**WHAT IS EXPECTED:**
Update the lines below by changing every "Admin" to "Manager" and leaving all else as it is.

**RECORDS FOR THE TASK:**
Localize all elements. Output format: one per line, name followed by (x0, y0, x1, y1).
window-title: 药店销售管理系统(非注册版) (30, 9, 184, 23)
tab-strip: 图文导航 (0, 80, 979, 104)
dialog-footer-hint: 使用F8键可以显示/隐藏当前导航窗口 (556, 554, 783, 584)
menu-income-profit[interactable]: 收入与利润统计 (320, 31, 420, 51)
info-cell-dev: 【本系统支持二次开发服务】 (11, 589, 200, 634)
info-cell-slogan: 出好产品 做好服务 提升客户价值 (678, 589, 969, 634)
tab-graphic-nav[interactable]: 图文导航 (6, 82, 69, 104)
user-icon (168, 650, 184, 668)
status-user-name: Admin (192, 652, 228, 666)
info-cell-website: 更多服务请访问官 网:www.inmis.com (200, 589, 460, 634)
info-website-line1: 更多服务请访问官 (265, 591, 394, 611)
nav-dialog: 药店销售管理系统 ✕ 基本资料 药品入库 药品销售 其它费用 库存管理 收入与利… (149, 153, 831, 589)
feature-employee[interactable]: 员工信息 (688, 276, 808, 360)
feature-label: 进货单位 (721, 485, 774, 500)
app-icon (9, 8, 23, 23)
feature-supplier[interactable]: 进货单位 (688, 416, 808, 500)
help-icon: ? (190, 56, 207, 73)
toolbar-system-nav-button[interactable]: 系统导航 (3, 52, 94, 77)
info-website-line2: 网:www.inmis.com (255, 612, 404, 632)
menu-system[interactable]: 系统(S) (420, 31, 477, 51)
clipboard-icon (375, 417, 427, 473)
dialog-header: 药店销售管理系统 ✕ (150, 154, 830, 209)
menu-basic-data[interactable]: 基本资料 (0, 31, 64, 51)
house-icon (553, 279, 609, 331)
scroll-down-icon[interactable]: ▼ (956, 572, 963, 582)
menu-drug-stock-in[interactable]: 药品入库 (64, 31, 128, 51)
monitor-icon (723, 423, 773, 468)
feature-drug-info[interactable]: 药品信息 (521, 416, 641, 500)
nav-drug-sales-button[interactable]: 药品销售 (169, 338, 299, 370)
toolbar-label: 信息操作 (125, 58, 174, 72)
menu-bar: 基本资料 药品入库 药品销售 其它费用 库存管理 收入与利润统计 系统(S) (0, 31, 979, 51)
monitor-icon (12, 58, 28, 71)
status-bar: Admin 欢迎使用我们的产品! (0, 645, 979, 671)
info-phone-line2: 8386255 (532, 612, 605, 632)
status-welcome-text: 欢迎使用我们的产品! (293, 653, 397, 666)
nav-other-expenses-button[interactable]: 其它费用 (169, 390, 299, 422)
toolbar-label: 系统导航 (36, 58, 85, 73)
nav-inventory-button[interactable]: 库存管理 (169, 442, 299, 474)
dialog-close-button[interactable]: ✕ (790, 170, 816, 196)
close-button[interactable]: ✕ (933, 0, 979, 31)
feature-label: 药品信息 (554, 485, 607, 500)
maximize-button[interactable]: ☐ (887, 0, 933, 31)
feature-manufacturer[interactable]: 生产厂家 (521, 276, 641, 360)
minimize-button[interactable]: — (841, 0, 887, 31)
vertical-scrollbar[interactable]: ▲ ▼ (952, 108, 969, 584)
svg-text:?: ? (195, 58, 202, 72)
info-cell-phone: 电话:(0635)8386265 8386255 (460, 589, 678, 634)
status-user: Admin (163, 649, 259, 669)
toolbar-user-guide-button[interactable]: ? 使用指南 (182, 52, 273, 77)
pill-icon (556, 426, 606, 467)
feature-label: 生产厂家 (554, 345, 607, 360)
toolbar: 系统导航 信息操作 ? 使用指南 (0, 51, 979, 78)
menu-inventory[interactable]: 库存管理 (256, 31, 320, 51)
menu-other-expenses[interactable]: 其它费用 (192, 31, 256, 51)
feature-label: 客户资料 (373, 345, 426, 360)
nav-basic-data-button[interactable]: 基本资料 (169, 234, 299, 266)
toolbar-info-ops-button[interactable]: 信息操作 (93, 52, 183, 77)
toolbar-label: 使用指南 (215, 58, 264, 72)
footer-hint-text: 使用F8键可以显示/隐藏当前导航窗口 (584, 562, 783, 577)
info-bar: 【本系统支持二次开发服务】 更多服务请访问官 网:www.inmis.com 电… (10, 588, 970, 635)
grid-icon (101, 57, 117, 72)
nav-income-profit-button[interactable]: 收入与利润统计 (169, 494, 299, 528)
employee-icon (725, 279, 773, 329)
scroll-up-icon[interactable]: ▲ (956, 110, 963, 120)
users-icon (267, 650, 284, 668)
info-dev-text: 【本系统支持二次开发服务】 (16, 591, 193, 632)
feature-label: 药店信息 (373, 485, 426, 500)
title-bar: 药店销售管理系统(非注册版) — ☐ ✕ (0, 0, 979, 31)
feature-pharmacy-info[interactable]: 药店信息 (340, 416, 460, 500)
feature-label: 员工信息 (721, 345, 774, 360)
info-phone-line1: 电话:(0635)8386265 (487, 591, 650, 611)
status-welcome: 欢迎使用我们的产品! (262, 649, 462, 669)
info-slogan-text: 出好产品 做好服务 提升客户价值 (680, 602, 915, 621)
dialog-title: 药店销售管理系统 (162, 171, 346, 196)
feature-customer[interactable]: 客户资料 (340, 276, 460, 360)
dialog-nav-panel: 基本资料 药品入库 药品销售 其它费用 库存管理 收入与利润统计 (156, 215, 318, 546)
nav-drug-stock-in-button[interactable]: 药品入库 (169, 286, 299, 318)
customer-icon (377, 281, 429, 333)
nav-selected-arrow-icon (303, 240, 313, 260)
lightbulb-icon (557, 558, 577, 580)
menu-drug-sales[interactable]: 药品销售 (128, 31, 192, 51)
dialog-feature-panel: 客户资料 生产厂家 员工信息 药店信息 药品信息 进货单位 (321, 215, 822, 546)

**THE COMPLETED TASK:**
Localize all elements. Output format: one per line, name followed by (x0, y0, x1, y1).
window-title: 药店销售管理系统(非注册版) (30, 9, 184, 23)
tab-strip: 图文导航 (0, 80, 979, 104)
dialog-footer-hint: 使用F8键可以显示/隐藏当前导航窗口 (556, 554, 783, 584)
menu-income-profit[interactable]: 收入与利润统计 (320, 31, 420, 51)
info-cell-dev: 【本系统支持二次开发服务】 (11, 589, 200, 634)
info-cell-slogan: 出好产品 做好服务 提升客户价值 (678, 589, 969, 634)
tab-graphic-nav[interactable]: 图文导航 (6, 82, 69, 104)
user-icon (168, 650, 184, 668)
status-user-name: Manager (192, 652, 228, 666)
info-cell-website: 更多服务请访问官 网:www.inmis.com (200, 589, 460, 634)
info-website-line1: 更多服务请访问官 (265, 591, 394, 611)
nav-dialog: 药店销售管理系统 ✕ 基本资料 药品入库 药品销售 其它费用 库存管理 收入与利… (149, 153, 831, 589)
feature-employee[interactable]: 员工信息 (688, 276, 808, 360)
feature-label: 进货单位 (721, 485, 774, 500)
app-icon (9, 8, 23, 23)
feature-supplier[interactable]: 进货单位 (688, 416, 808, 500)
help-icon: ? (190, 56, 207, 73)
toolbar-system-nav-button[interactable]: 系统导航 (3, 52, 94, 77)
info-website-line2: 网:www.inmis.com (255, 612, 404, 632)
menu-system[interactable]: 系统(S) (420, 31, 477, 51)
clipboard-icon (375, 417, 427, 473)
dialog-header: 药店销售管理系统 ✕ (150, 154, 830, 209)
menu-basic-data[interactable]: 基本资料 (0, 31, 64, 51)
house-icon (553, 279, 609, 331)
scroll-down-icon[interactable]: ▼ (956, 572, 963, 582)
menu-drug-stock-in[interactable]: 药品入库 (64, 31, 128, 51)
monitor-icon (723, 423, 773, 468)
feature-drug-info[interactable]: 药品信息 (521, 416, 641, 500)
nav-drug-sales-button[interactable]: 药品销售 (169, 338, 299, 370)
toolbar-label: 信息操作 (125, 58, 174, 72)
menu-bar: 基本资料 药品入库 药品销售 其它费用 库存管理 收入与利润统计 系统(S) (0, 31, 979, 51)
monitor-icon (12, 58, 28, 71)
status-bar: Manager 欢迎使用我们的产品! (0, 645, 979, 671)
info-phone-line2: 8386255 (532, 612, 605, 632)
status-welcome-text: 欢迎使用我们的产品! (293, 653, 397, 666)
nav-other-expenses-button[interactable]: 其它费用 (169, 390, 299, 422)
toolbar-label: 系统导航 (36, 58, 85, 73)
nav-inventory-button[interactable]: 库存管理 (169, 442, 299, 474)
dialog-close-button[interactable]: ✕ (790, 170, 816, 196)
close-button[interactable]: ✕ (933, 0, 979, 31)
feature-label: 药品信息 (554, 485, 607, 500)
maximize-button[interactable]: ☐ (887, 0, 933, 31)
feature-manufacturer[interactable]: 生产厂家 (521, 276, 641, 360)
minimize-button[interactable]: — (841, 0, 887, 31)
vertical-scrollbar[interactable]: ▲ ▼ (952, 108, 969, 584)
svg-text:?: ? (195, 58, 202, 72)
info-cell-phone: 电话:(0635)8386265 8386255 (460, 589, 678, 634)
status-user: Manager (163, 649, 259, 669)
toolbar-user-guide-button[interactable]: ? 使用指南 (182, 52, 273, 77)
pill-icon (556, 426, 606, 467)
feature-label: 生产厂家 (554, 345, 607, 360)
toolbar: 系统导航 信息操作 ? 使用指南 (0, 51, 979, 78)
menu-inventory[interactable]: 库存管理 (256, 31, 320, 51)
menu-other-expenses[interactable]: 其它费用 (192, 31, 256, 51)
feature-label: 客户资料 (373, 345, 426, 360)
nav-basic-data-button[interactable]: 基本资料 (169, 234, 299, 266)
toolbar-info-ops-button[interactable]: 信息操作 (93, 52, 183, 77)
toolbar-label: 使用指南 (215, 58, 264, 72)
footer-hint-text: 使用F8键可以显示/隐藏当前导航窗口 (584, 562, 783, 577)
info-bar: 【本系统支持二次开发服务】 更多服务请访问官 网:www.inmis.com 电… (10, 588, 970, 635)
grid-icon (101, 57, 117, 72)
nav-income-profit-button[interactable]: 收入与利润统计 (169, 494, 299, 528)
employee-icon (725, 279, 773, 329)
scroll-up-icon[interactable]: ▲ (956, 110, 963, 120)
users-icon (267, 650, 284, 668)
info-dev-text: 【本系统支持二次开发服务】 (16, 591, 193, 632)
feature-label: 药店信息 (373, 485, 426, 500)
title-bar: 药店销售管理系统(非注册版) — ☐ ✕ (0, 0, 979, 31)
feature-pharmacy-info[interactable]: 药店信息 (340, 416, 460, 500)
feature-label: 员工信息 (721, 345, 774, 360)
info-phone-line1: 电话:(0635)8386265 (487, 591, 650, 611)
status-welcome: 欢迎使用我们的产品! (262, 649, 462, 669)
info-slogan-text: 出好产品 做好服务 提升客户价值 (680, 602, 915, 621)
dialog-title: 药店销售管理系统 (162, 171, 346, 196)
feature-customer[interactable]: 客户资料 (340, 276, 460, 360)
dialog-nav-panel: 基本资料 药品入库 药品销售 其它费用 库存管理 收入与利润统计 (156, 215, 318, 546)
nav-drug-stock-in-button[interactable]: 药品入库 (169, 286, 299, 318)
customer-icon (377, 281, 429, 333)
nav-selected-arrow-icon (303, 240, 313, 260)
lightbulb-icon (557, 558, 577, 580)
menu-drug-sales[interactable]: 药品销售 (128, 31, 192, 51)
dialog-feature-panel: 客户资料 生产厂家 员工信息 药店信息 药品信息 进货单位 (321, 215, 822, 546)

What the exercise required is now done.